* Work required:
Copy each line exactly. Drop every picture.

* Records:
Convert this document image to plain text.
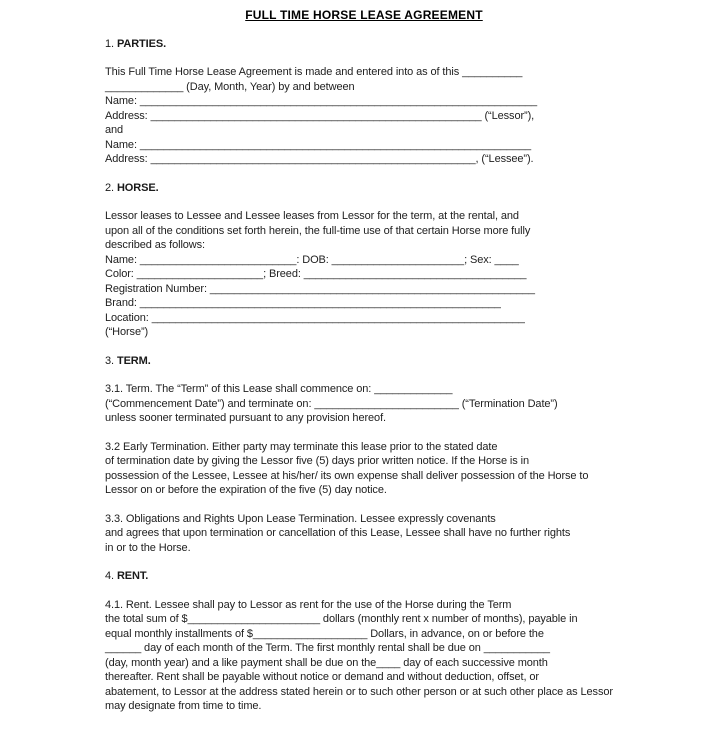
FULL TIME HORSE LEASE AGREEMENT
1. PARTIES.
This Full Time Horse Lease Agreement is made and entered into as of this __________
_____________ (Day, Month, Year) by and between
Name: __________________________________________________________________
Address: _______________________________________________________ (“Lessor”),
and
Name: _________________________________________________________________
Address: ______________________________________________________, (“Lessee”).
2. HORSE.
Lessor leases to Lessee and Lessee leases from Lessor for the term, at the rental, and
upon all of the conditions set forth herein, the full-time use of that certain Horse more fully
described as follows:
Name: __________________________: DOB: ______________________; Sex: ____
Color: _____________________; Breed: _____________________________________
Registration Number: ______________________________________________________
Brand: ____________________________________________________________
Location: ______________________________________________________________
(“Horse”)
3. TERM.
3.1. Term. The “Term” of this Lease shall commence on: _____________
(“Commencement Date”) and terminate on: ________________________ (“Termination Date”)
unless sooner terminated pursuant to any provision hereof.
3.2 Early Termination. Either party may terminate this lease prior to the stated date
of termination date by giving the Lessor five (5) days prior written notice. If the Horse is in
possession of the Lessee, Lessee at his/her/ its own expense shall deliver possession of the Horse to
Lessor on or before the expiration of the five (5) day notice.
3.3. Obligations and Rights Upon Lease Termination. Lessee expressly covenants
and agrees that upon termination or cancellation of this Lease, Lessee shall have no further rights
in or to the Horse.
4. RENT.
4.1. Rent. Lessee shall pay to Lessor as rent for the use of the Horse during the Term
the total sum of $______________________ dollars (monthly rent x number of months), payable in
equal monthly installments of $___________________ Dollars, in advance, on or before the
______ day of each month of the Term. The first monthly rental shall be due on ___________
(day, month year) and a like payment shall be due on the____ day of each successive month
thereafter. Rent shall be payable without notice or demand and without deduction, offset, or
abatement, to Lessor at the address stated herein or to such other person or at such other place as Lessor
may designate from time to time.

* Response below:
Convert this document image to plain text.
FULL TIME HORSE LEASE AGREEMENT
1. PARTIES.
This Full Time Horse Lease Agreement is made and entered into as of this __________
_____________ (Day, Month, Year) by and between
Name: __________________________________________________________________
Address: _______________________________________________________ (“Lessor”),
and
Name: _________________________________________________________________
Address: ______________________________________________________, (“Lessee”).
2. HORSE.
Lessor leases to Lessee and Lessee leases from Lessor for the term, at the rental, and
upon all of the conditions set forth herein, the full-time use of that certain Horse more fully
described as follows:
Name: __________________________: DOB: ______________________; Sex: ____
Color: _____________________; Breed: _____________________________________
Registration Number: ______________________________________________________
Brand: ____________________________________________________________
Location: ______________________________________________________________
(“Horse”)
3. TERM.
3.1. Term. The “Term” of this Lease shall commence on: _____________
(“Commencement Date”) and terminate on: ________________________ (“Termination Date”)
unless sooner terminated pursuant to any provision hereof.
3.2 Early Termination. Either party may terminate this lease prior to the stated date
of termination date by giving the Lessor five (5) days prior written notice. If the Horse is in
possession of the Lessee, Lessee at his/her/ its own expense shall deliver possession of the Horse to
Lessor on or before the expiration of the five (5) day notice.
3.3. Obligations and Rights Upon Lease Termination. Lessee expressly covenants
and agrees that upon termination or cancellation of this Lease, Lessee shall have no further rights
in or to the Horse.
4. RENT.
4.1. Rent. Lessee shall pay to Lessor as rent for the use of the Horse during the Term
the total sum of $______________________ dollars (monthly rent x number of months), payable in
equal monthly installments of $___________________ Dollars, in advance, on or before the
______ day of each month of the Term. The first monthly rental shall be due on ___________
(day, month year) and a like payment shall be due on the____ day of each successive month
thereafter. Rent shall be payable without notice or demand and without deduction, offset, or
abatement, to Lessor at the address stated herein or to such other person or at such other place as Lessor
may designate from time to time.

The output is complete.